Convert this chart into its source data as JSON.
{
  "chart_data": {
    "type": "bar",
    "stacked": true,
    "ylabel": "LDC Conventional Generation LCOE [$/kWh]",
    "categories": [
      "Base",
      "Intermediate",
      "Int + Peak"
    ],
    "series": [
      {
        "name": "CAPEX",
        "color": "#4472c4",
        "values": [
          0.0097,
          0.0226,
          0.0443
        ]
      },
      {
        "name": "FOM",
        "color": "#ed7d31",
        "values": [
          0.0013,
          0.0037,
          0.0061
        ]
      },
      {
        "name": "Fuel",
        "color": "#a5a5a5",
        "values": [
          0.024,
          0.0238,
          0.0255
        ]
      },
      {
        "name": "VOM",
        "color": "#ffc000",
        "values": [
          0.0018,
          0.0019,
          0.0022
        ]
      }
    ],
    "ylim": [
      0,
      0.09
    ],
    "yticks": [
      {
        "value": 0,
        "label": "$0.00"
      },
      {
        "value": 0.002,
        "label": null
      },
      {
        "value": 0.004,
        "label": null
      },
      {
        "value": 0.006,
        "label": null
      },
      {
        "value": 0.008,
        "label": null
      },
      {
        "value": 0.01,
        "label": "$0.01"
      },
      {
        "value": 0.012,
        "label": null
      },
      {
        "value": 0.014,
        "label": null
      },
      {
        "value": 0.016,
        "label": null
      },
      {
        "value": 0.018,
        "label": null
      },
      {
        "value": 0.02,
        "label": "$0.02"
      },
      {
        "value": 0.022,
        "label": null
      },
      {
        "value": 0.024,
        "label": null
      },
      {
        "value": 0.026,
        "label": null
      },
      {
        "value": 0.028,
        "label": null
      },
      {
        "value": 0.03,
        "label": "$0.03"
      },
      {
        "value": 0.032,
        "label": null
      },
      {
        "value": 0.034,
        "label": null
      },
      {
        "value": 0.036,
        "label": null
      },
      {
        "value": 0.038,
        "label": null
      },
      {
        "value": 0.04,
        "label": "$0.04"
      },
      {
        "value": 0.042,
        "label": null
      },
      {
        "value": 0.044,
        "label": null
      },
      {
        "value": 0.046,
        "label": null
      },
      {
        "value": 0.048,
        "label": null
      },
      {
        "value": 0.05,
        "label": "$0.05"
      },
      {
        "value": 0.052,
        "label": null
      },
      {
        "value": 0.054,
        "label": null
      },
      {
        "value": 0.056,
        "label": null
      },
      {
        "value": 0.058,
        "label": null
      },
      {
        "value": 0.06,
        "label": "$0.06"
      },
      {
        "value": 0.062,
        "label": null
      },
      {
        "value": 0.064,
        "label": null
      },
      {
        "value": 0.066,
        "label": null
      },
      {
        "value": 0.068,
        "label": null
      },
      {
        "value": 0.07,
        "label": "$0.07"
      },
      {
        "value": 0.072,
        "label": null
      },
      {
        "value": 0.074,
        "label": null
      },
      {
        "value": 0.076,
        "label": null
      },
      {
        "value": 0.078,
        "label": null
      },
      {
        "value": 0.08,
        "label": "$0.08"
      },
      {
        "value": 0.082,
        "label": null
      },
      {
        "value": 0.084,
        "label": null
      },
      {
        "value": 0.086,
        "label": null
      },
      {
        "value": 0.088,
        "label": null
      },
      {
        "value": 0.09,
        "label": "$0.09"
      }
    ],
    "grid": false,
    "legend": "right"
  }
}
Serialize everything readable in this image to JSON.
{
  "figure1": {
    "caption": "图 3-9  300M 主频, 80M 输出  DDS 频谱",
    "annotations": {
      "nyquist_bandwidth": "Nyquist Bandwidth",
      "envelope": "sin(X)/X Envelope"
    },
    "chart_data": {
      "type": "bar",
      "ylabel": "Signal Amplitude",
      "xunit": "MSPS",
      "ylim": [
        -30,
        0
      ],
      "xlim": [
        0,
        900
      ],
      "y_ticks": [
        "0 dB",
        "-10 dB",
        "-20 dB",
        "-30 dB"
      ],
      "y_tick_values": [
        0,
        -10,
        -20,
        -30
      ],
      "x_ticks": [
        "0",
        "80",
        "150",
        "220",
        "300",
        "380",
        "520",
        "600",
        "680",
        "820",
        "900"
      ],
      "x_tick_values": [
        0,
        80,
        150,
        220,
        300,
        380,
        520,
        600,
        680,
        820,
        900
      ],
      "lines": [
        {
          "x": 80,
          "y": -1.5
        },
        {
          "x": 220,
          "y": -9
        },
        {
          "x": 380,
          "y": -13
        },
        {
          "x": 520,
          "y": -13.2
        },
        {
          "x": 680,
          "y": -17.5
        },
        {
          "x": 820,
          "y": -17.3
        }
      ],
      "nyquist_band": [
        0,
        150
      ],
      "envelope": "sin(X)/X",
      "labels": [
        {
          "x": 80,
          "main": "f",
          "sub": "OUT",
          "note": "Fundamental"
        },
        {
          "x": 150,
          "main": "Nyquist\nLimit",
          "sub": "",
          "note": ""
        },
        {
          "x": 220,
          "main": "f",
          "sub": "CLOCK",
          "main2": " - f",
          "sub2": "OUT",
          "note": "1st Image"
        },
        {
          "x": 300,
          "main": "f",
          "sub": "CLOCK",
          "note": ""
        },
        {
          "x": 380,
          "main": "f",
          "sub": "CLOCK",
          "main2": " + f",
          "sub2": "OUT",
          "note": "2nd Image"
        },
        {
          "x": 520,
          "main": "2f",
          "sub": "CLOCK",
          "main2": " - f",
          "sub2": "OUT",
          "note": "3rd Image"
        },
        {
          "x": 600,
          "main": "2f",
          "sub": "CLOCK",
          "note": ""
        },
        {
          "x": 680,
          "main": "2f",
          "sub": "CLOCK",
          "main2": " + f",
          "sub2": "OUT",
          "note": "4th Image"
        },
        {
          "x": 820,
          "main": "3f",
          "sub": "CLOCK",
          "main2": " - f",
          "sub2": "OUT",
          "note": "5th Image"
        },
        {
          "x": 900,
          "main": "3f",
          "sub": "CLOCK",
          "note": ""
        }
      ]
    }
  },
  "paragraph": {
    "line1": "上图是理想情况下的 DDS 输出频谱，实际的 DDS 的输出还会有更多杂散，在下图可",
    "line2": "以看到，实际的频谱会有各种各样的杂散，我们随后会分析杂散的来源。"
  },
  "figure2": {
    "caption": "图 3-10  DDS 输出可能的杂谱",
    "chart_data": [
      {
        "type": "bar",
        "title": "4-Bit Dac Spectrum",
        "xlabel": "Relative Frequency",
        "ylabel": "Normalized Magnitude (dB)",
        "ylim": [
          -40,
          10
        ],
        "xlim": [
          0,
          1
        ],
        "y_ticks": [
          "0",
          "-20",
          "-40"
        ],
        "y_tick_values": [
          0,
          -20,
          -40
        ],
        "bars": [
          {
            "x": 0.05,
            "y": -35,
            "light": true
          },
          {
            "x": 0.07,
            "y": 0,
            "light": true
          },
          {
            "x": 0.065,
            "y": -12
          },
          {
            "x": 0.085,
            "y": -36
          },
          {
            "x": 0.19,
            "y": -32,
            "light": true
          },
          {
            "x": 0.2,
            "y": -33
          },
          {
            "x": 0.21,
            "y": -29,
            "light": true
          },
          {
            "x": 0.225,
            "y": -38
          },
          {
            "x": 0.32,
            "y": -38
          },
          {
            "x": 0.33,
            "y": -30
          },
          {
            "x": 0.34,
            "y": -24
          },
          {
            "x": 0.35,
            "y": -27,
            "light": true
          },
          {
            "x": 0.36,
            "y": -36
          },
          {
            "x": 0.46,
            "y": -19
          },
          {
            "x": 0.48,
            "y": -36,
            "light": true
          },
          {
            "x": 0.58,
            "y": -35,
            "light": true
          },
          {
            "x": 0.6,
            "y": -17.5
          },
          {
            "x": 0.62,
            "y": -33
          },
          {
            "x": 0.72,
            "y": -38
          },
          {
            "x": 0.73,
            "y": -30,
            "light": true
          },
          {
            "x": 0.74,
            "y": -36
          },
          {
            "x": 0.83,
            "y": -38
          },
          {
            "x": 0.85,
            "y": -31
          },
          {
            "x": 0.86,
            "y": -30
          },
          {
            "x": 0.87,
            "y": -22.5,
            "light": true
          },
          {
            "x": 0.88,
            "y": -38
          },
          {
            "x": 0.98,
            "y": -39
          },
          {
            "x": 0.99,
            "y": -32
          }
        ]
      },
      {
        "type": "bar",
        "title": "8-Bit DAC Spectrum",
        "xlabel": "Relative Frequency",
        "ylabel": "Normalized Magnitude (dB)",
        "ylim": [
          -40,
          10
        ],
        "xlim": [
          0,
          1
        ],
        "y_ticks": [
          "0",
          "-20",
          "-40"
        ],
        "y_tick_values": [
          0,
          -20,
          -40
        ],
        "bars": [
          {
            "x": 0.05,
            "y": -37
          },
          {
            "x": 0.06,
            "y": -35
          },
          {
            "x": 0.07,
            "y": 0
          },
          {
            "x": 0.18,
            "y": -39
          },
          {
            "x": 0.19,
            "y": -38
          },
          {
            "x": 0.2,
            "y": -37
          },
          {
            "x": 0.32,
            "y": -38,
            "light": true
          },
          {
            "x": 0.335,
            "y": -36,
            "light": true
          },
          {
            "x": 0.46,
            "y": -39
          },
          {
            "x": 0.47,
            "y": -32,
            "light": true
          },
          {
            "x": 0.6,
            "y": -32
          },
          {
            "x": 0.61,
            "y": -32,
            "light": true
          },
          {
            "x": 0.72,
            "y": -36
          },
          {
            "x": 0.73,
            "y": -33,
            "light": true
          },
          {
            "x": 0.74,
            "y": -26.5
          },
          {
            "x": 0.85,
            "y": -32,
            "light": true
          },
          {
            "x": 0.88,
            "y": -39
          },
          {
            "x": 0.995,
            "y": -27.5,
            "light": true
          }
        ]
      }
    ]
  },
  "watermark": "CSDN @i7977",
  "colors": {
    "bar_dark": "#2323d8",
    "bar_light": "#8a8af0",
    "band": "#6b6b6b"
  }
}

→ What is needed: Output a single number: how many lines contain the word "this".

→ Solution to the exercise: 2